_Directions for this task_
Using the data below, determine the number of lines that include the string "城市功能网络". Write only that number.

_Records provided_
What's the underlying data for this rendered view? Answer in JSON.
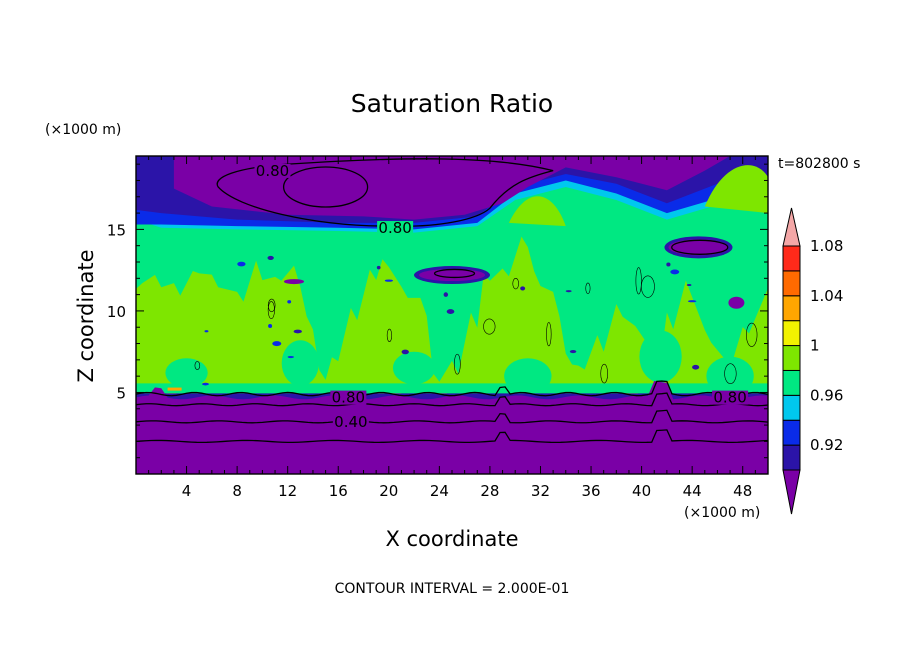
{
  "chart_data": {
    "type": "heatmap",
    "title": "Saturation Ratio",
    "xlabel": "X coordinate",
    "ylabel": "Z coordinate",
    "x_unit": "(×1000 m)",
    "y_unit": "(×1000 m)",
    "time_label": "t=802800 s",
    "footer": "CONTOUR INTERVAL = 2.000E-01",
    "xlim": [
      0,
      50
    ],
    "ylim": [
      0,
      19.5
    ],
    "xticks": [
      4,
      8,
      12,
      16,
      20,
      24,
      28,
      32,
      36,
      40,
      44,
      48
    ],
    "yticks": [
      5,
      10,
      15
    ],
    "colorbar": {
      "labels": [
        "1.08",
        "1.04",
        "1",
        "0.96",
        "0.92"
      ],
      "label_values": [
        1.08,
        1.04,
        1.0,
        0.96,
        0.92
      ],
      "colors": [
        "#7a00a6",
        "#2b14a8",
        "#0a2be8",
        "#00c8ee",
        "#00e882",
        "#7ee600",
        "#f2f200",
        "#ffa600",
        "#ff6a00",
        "#ff2a1a",
        "#f4a7a7"
      ],
      "bounds": [
        0.9,
        0.92,
        0.94,
        0.96,
        0.98,
        1.0,
        1.02,
        1.04,
        1.06,
        1.08,
        1.1
      ]
    },
    "contour_labels": [
      {
        "text": "0.80",
        "x": 10.8,
        "y": 18.4
      },
      {
        "text": "0.80",
        "x": 20.5,
        "y": 14.9
      },
      {
        "text": "0.80",
        "x": 16.8,
        "y": 4.5
      },
      {
        "text": "0.40",
        "x": 17.0,
        "y": 3.0
      },
      {
        "text": "0.80",
        "x": 47.0,
        "y": 4.5
      }
    ],
    "regions": {
      "bottom_dry_layer_top": 4.7,
      "upper_dry_band": [
        15.3,
        19.5
      ],
      "low_contours": [
        0.4,
        0.6,
        0.8
      ]
    }
  }
}
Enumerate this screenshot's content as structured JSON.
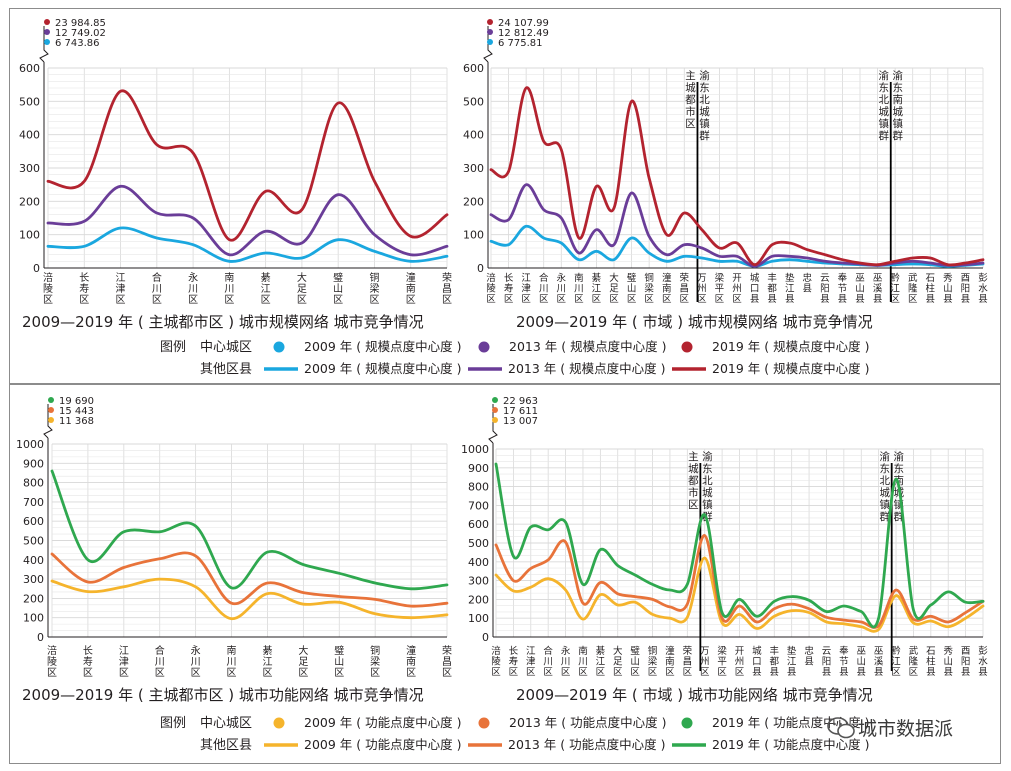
{
  "colors": {
    "y2009_top": "#1aa7df",
    "y2013_top": "#6a3d98",
    "y2019_top": "#b3232f",
    "y2009_bottom": "#f5b42c",
    "y2013_bottom": "#e8733a",
    "y2019_bottom": "#2fa84f",
    "grid": "#d9d9d9",
    "divider": "#000000"
  },
  "top": {
    "legend": {
      "title": "图例",
      "row1_label": "中心城区",
      "row2_label": "其他区县",
      "items": [
        "2009 年 ( 规模点度中心度 )",
        "2013 年 ( 规模点度中心度 )",
        "2019 年 ( 规模点度中心度 )"
      ]
    }
  },
  "bottom": {
    "legend": {
      "title": "图例",
      "row1_label": "中心城区",
      "row2_label": "其他区县",
      "items": [
        "2009 年 ( 功能点度中心度 )",
        "2013 年 ( 功能点度中心度 )",
        "2019 年 ( 功能点度中心度 )"
      ]
    }
  },
  "watermark": "城市数据派",
  "chart_data": [
    {
      "type": "line",
      "title": "2009—2019 年 ( 主城都市区 ) 城市规模网络 城市竞争情况",
      "categories": [
        "涪陵区",
        "长寿区",
        "江津区",
        "合川区",
        "永川区",
        "南川区",
        "綦江区",
        "大足区",
        "璧山区",
        "铜梁区",
        "潼南区",
        "荣昌区"
      ],
      "series": [
        {
          "name": "2009 年 ( 规模点度中心度 )",
          "values": [
            65,
            65,
            120,
            90,
            70,
            20,
            45,
            30,
            85,
            50,
            20,
            35
          ]
        },
        {
          "name": "2013 年 ( 规模点度中心度 )",
          "values": [
            135,
            140,
            245,
            165,
            150,
            40,
            110,
            75,
            220,
            100,
            40,
            65
          ]
        },
        {
          "name": "2019 年 ( 规模点度中心度 )",
          "values": [
            260,
            260,
            530,
            370,
            345,
            85,
            230,
            175,
            495,
            260,
            95,
            160
          ]
        }
      ],
      "ylim": [
        0,
        600
      ],
      "yticks": [
        0,
        100,
        200,
        300,
        400,
        500,
        600
      ],
      "break_labels": [
        "23 984.85",
        "12 749.02",
        "6 743.86"
      ],
      "grid": true
    },
    {
      "type": "line",
      "title": "2009—2019 年 ( 市域 ) 城市规模网络 城市竞争情况",
      "categories": [
        "涪陵区",
        "长寿区",
        "江津区",
        "合川区",
        "永川区",
        "南川区",
        "綦江区",
        "大足区",
        "璧山区",
        "铜梁区",
        "潼南区",
        "荣昌区",
        "万州区",
        "梁平区",
        "开州区",
        "城口县",
        "丰都县",
        "垫江县",
        "忠县",
        "云阳县",
        "奉节县",
        "巫山县",
        "巫溪县",
        "黔江区",
        "武隆区",
        "石柱县",
        "秀山县",
        "酉阳县",
        "彭水县"
      ],
      "series": [
        {
          "name": "2009 年 ( 规模点度中心度 )",
          "values": [
            80,
            70,
            125,
            90,
            75,
            25,
            50,
            25,
            90,
            45,
            20,
            35,
            30,
            20,
            20,
            5,
            20,
            25,
            20,
            15,
            12,
            10,
            8,
            10,
            12,
            10,
            5,
            8,
            12
          ]
        },
        {
          "name": "2013 年 ( 规模点度中心度 )",
          "values": [
            160,
            145,
            250,
            175,
            150,
            45,
            115,
            70,
            225,
            95,
            40,
            70,
            60,
            35,
            35,
            5,
            35,
            35,
            30,
            20,
            15,
            12,
            8,
            15,
            20,
            15,
            8,
            10,
            15
          ]
        },
        {
          "name": "2019 年 ( 规模点度中心度 )",
          "values": [
            295,
            290,
            540,
            380,
            355,
            90,
            245,
            180,
            500,
            270,
            100,
            165,
            115,
            60,
            75,
            10,
            70,
            75,
            55,
            40,
            25,
            15,
            10,
            20,
            30,
            30,
            10,
            15,
            25
          ]
        }
      ],
      "ylim": [
        0,
        600
      ],
      "yticks": [
        0,
        100,
        200,
        300,
        400,
        500,
        600
      ],
      "break_labels": [
        "24 107.99",
        "12 812.49",
        "6 775.81"
      ],
      "dividers": [
        {
          "after": "荣昌区",
          "left_label": "主城都市区",
          "right_label": "渝东北城镇群"
        },
        {
          "after": "巫溪县",
          "left_label": "渝东北城镇群",
          "right_label": "渝东南城镇群"
        }
      ],
      "grid": true
    },
    {
      "type": "line",
      "title": "2009—2019 年 ( 主城都市区 ) 城市功能网络 城市竞争情况",
      "categories": [
        "涪陵区",
        "长寿区",
        "江津区",
        "合川区",
        "永川区",
        "南川区",
        "綦江区",
        "大足区",
        "璧山区",
        "铜梁区",
        "潼南区",
        "荣昌区"
      ],
      "series": [
        {
          "name": "2009 年 ( 功能点度中心度 )",
          "values": [
            290,
            235,
            260,
            300,
            260,
            95,
            225,
            170,
            180,
            120,
            100,
            115
          ]
        },
        {
          "name": "2013 年 ( 功能点度中心度 )",
          "values": [
            430,
            285,
            360,
            405,
            420,
            175,
            280,
            230,
            210,
            195,
            160,
            175
          ]
        },
        {
          "name": "2019 年 ( 功能点度中心度 )",
          "values": [
            860,
            400,
            545,
            545,
            575,
            255,
            440,
            375,
            330,
            280,
            250,
            270
          ]
        }
      ],
      "ylim": [
        0,
        1000
      ],
      "yticks": [
        0,
        100,
        200,
        300,
        400,
        500,
        600,
        700,
        800,
        900,
        1000
      ],
      "break_labels": [
        "19 690",
        "15 443",
        "11 368"
      ],
      "grid": true
    },
    {
      "type": "line",
      "title": "2009—2019 年 ( 市域 ) 城市功能网络 城市竞争情况",
      "categories": [
        "涪陵区",
        "长寿区",
        "江津区",
        "合川区",
        "永川区",
        "南川区",
        "綦江区",
        "大足区",
        "璧山区",
        "铜梁区",
        "潼南区",
        "荣昌区",
        "万州区",
        "梁平区",
        "开州区",
        "城口县",
        "丰都县",
        "垫江县",
        "忠县",
        "云阳县",
        "奉节县",
        "巫山县",
        "巫溪县",
        "黔江区",
        "武隆区",
        "石柱县",
        "秀山县",
        "酉阳县",
        "彭水县"
      ],
      "series": [
        {
          "name": "2009 年 ( 功能点度中心度 )",
          "values": [
            330,
            245,
            265,
            310,
            250,
            95,
            225,
            170,
            185,
            120,
            100,
            105,
            420,
            75,
            120,
            45,
            110,
            140,
            130,
            80,
            70,
            55,
            40,
            220,
            75,
            85,
            55,
            100,
            165
          ]
        },
        {
          "name": "2013 年 ( 功能点度中心度 )",
          "values": [
            490,
            300,
            365,
            410,
            505,
            180,
            290,
            230,
            215,
            200,
            160,
            175,
            540,
            100,
            165,
            80,
            150,
            175,
            150,
            105,
            90,
            80,
            60,
            250,
            95,
            110,
            80,
            130,
            190
          ]
        },
        {
          "name": "2019 年 ( 功能点度中心度 )",
          "values": [
            920,
            430,
            585,
            570,
            610,
            280,
            465,
            380,
            330,
            280,
            250,
            280,
            650,
            130,
            200,
            110,
            190,
            215,
            195,
            135,
            165,
            135,
            100,
            840,
            145,
            170,
            240,
            185,
            190
          ]
        }
      ],
      "ylim": [
        0,
        1000
      ],
      "yticks": [
        0,
        100,
        200,
        300,
        400,
        500,
        600,
        700,
        800,
        900,
        1000
      ],
      "break_labels": [
        "22 963",
        "17 611",
        "13 007"
      ],
      "dividers": [
        {
          "after": "荣昌区",
          "left_label": "主城都市区",
          "right_label": "渝东北城镇群"
        },
        {
          "after": "巫溪县",
          "left_label": "渝东北城镇群",
          "right_label": "渝东南城镇群"
        }
      ],
      "grid": true
    }
  ]
}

_Answer below_
2